[Directions for this task] Print out the material that follows word for word.

--*--

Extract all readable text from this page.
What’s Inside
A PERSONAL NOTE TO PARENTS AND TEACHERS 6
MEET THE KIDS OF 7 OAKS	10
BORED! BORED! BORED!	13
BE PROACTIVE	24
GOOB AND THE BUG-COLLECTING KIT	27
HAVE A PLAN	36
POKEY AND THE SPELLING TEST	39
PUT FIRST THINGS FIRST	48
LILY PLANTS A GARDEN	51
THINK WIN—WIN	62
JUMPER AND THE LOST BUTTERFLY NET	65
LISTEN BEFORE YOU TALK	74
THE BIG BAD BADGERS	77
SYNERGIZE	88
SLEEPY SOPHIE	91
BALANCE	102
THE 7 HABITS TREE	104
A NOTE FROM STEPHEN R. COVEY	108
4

--*--

[Completed exercise]
Extract all readable text from this page.
What’s Inside
A PERSONAL NOTE TO PARENTS AND TEACHERS 6
MEET THE KIDS OF 7 OAKS	10
BORED! BORED! BORED!	13
BE PROACTIVE	24
GOOB AND THE BUG-COLLECTING KIT	27
HAVE A PLAN	36
POKEY AND THE SPELLING TEST	39
PUT FIRST THINGS FIRST	48
LILY PLANTS A GARDEN	51
THINK WIN—WIN	62
JUMPER AND THE LOST BUTTERFLY NET	65
LISTEN BEFORE YOU TALK	74
THE BIG BAD BADGERS	77
SYNERGIZE	88
SLEEPY SOPHIE	91
BALANCE	102
THE 7 HABITS TREE	104
A NOTE FROM STEPHEN R. COVEY	108
4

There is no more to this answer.